SUPPLIED INFORMATION:
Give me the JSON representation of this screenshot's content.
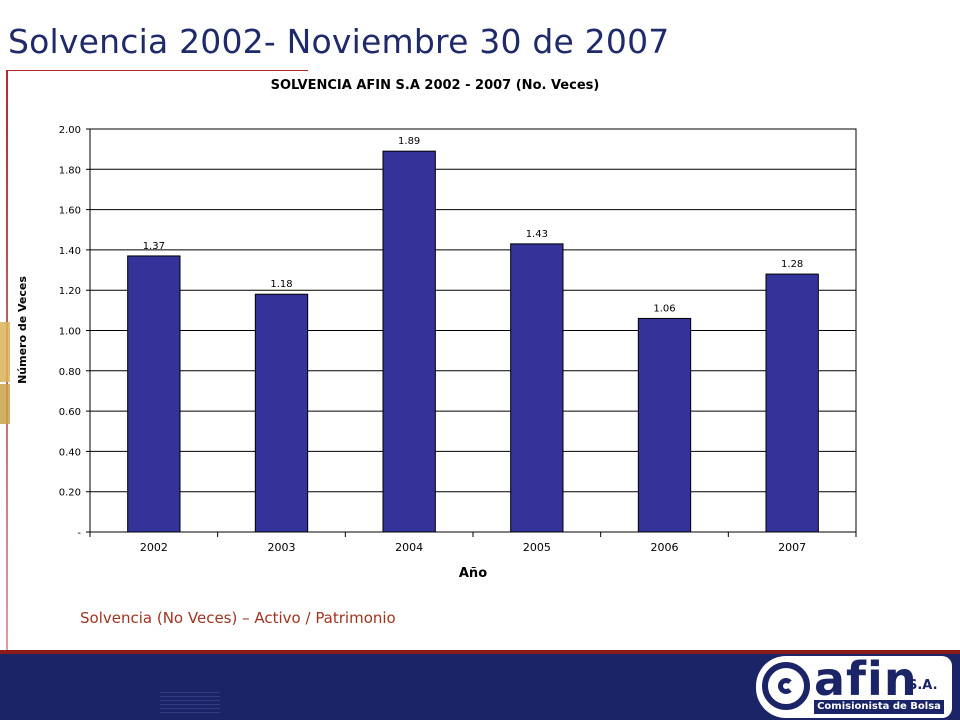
{
  "slide": {
    "title": "Solvencia 2002- Noviembre 30 de 2007",
    "caption": "Solvencia (No Veces) – Activo / Patrimonio"
  },
  "logo": {
    "word": "afin",
    "suffix": "S.A.",
    "subtitle": "Comisionista de Bolsa"
  },
  "colors": {
    "bar": "#333399",
    "title": "#1f2a6b",
    "accent": "#8b1a1a",
    "footer": "#1b2466",
    "caption": "#a0341f"
  },
  "chart_data": {
    "type": "bar",
    "title": "SOLVENCIA  AFIN S.A 2002 - 2007 (No. Veces)",
    "xlabel": "Año",
    "ylabel": "Número de Veces",
    "categories": [
      "2002",
      "2003",
      "2004",
      "2005",
      "2006",
      "2007"
    ],
    "values": [
      1.37,
      1.18,
      1.89,
      1.43,
      1.06,
      1.28
    ],
    "data_labels": [
      "1.37",
      "1.18",
      "1.89",
      "1.43",
      "1.06",
      "1.28"
    ],
    "ylim": [
      0,
      2.0
    ],
    "yticks": [
      0,
      0.2,
      0.4,
      0.6,
      0.8,
      1.0,
      1.2,
      1.4,
      1.6,
      1.8,
      2.0
    ],
    "ytick_labels": [
      "-",
      "0.20",
      "0.40",
      "0.60",
      "0.80",
      "1.00",
      "1.20",
      "1.40",
      "1.60",
      "1.80",
      "2.00"
    ],
    "grid": true,
    "legend": "none"
  }
}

WHAT NEEDS TO BE DONE:
Send back the data above word for word, with the pictures left out.

RESPONSE TO THE EXERCISE:
Give me the JSON representation of this screenshot's content.
{
  "slide": {
    "title": "Solvencia 2002- Noviembre 30 de 2007",
    "caption": "Solvencia (No Veces) – Activo / Patrimonio"
  },
  "logo": {
    "word": "afin",
    "suffix": "S.A.",
    "subtitle": "Comisionista de Bolsa"
  },
  "colors": {
    "bar": "#333399",
    "title": "#1f2a6b",
    "accent": "#8b1a1a",
    "footer": "#1b2466",
    "caption": "#a0341f"
  },
  "chart_data": {
    "type": "bar",
    "title": "SOLVENCIA  AFIN S.A 2002 - 2007 (No. Veces)",
    "xlabel": "Año",
    "ylabel": "Número de Veces",
    "categories": [
      "2002",
      "2003",
      "2004",
      "2005",
      "2006",
      "2007"
    ],
    "values": [
      1.37,
      1.18,
      1.89,
      1.43,
      1.06,
      1.28
    ],
    "data_labels": [
      "1.37",
      "1.18",
      "1.89",
      "1.43",
      "1.06",
      "1.28"
    ],
    "ylim": [
      0,
      2.0
    ],
    "yticks": [
      0,
      0.2,
      0.4,
      0.6,
      0.8,
      1.0,
      1.2,
      1.4,
      1.6,
      1.8,
      2.0
    ],
    "ytick_labels": [
      "-",
      "0.20",
      "0.40",
      "0.60",
      "0.80",
      "1.00",
      "1.20",
      "1.40",
      "1.60",
      "1.80",
      "2.00"
    ],
    "grid": true,
    "legend": "none"
  }
}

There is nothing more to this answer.